== DATA FOR THE TASK ==
*****

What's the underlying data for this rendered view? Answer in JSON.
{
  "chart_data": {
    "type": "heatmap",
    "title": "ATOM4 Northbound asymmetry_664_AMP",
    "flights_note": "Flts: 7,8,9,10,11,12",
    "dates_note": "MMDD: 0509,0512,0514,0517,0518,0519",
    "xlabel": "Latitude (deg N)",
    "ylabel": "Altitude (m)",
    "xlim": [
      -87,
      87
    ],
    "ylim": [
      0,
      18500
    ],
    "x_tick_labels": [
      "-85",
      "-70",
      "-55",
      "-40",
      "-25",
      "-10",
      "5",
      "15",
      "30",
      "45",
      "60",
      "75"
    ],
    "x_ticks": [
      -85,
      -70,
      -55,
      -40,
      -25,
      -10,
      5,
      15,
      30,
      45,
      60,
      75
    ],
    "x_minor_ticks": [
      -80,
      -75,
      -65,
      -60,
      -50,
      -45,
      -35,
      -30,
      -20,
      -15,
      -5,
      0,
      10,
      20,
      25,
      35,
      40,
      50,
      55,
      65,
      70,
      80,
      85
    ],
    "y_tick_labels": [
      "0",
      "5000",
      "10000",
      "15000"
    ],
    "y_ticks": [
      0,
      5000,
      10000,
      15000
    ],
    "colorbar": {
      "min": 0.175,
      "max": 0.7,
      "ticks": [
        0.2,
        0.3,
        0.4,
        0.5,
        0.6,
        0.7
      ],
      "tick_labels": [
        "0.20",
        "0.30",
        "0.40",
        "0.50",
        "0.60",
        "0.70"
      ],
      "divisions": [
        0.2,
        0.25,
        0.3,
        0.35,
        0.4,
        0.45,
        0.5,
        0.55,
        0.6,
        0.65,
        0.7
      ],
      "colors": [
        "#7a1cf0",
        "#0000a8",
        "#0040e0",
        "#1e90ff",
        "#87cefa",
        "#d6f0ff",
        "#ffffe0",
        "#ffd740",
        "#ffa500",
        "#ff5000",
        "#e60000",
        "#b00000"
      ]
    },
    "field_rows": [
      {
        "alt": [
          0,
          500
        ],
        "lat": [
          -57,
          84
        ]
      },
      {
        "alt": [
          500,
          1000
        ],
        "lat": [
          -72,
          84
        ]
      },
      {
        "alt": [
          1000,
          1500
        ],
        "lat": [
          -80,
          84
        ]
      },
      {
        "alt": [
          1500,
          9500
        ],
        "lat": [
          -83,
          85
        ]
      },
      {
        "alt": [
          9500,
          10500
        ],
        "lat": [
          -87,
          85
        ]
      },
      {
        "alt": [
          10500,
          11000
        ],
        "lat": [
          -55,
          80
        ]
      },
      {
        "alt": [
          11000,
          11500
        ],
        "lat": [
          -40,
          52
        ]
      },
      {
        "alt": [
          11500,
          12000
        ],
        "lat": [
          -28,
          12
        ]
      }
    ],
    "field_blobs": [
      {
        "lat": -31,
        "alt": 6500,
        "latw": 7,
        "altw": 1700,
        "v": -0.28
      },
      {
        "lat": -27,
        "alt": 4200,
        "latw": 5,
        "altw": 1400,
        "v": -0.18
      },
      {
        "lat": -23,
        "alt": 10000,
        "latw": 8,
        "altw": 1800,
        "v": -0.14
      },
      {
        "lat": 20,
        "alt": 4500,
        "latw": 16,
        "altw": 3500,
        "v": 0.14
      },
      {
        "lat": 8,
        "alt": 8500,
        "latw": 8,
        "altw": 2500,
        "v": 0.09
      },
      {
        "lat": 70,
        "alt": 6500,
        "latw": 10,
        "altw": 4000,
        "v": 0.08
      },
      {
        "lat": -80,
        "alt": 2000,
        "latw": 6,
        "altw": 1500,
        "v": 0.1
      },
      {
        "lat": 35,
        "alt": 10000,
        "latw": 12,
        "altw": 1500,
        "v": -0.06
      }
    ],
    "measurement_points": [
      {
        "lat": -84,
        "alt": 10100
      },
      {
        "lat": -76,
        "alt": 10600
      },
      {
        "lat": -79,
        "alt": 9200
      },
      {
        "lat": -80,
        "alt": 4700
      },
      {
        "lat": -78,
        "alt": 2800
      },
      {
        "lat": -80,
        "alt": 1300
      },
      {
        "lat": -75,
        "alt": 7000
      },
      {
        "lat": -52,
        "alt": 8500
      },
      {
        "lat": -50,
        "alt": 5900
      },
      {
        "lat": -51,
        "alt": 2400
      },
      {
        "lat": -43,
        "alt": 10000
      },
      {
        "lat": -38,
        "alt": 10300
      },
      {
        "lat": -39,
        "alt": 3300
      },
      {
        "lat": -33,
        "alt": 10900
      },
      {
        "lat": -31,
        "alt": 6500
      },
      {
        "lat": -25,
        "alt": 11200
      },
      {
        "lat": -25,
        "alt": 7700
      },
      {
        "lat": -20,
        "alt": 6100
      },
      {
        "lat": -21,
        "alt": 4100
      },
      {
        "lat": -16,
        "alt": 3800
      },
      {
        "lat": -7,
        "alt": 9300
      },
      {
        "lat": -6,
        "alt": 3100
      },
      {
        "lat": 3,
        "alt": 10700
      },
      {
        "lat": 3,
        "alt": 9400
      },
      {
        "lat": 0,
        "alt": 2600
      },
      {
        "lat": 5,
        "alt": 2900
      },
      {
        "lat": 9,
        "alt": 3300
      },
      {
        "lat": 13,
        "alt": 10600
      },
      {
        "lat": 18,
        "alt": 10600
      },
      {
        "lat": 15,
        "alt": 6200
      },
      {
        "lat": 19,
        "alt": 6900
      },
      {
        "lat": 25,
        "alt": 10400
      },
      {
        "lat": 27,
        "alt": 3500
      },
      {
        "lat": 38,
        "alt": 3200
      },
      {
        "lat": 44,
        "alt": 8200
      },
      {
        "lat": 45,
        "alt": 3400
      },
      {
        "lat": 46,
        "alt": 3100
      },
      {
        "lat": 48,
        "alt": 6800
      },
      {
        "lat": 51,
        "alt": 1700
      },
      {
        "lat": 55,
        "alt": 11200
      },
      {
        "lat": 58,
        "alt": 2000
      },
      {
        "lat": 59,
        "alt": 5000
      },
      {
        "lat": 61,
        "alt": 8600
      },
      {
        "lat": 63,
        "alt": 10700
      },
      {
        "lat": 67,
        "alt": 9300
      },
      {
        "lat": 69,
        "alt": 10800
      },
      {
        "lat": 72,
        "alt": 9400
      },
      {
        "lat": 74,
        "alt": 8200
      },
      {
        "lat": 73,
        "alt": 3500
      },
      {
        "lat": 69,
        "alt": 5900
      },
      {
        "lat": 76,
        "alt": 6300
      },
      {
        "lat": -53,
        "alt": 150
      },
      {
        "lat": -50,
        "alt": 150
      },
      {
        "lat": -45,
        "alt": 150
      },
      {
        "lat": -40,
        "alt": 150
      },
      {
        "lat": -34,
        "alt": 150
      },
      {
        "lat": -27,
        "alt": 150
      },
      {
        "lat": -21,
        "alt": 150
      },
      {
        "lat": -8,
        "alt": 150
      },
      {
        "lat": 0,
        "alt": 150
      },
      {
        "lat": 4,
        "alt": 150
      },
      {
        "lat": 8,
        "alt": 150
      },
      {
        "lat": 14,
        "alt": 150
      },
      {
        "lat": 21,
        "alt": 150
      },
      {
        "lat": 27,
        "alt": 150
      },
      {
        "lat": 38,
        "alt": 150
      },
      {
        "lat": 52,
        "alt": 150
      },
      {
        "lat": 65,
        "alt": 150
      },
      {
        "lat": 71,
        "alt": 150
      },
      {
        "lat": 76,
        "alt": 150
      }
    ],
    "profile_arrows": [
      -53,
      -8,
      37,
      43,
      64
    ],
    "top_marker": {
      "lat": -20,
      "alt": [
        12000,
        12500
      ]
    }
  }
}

*****

== EXERCISE TASK ==
Reply with only the number of lines in the material above where the string "latw" appears.

== TASK OUTPUT ==
8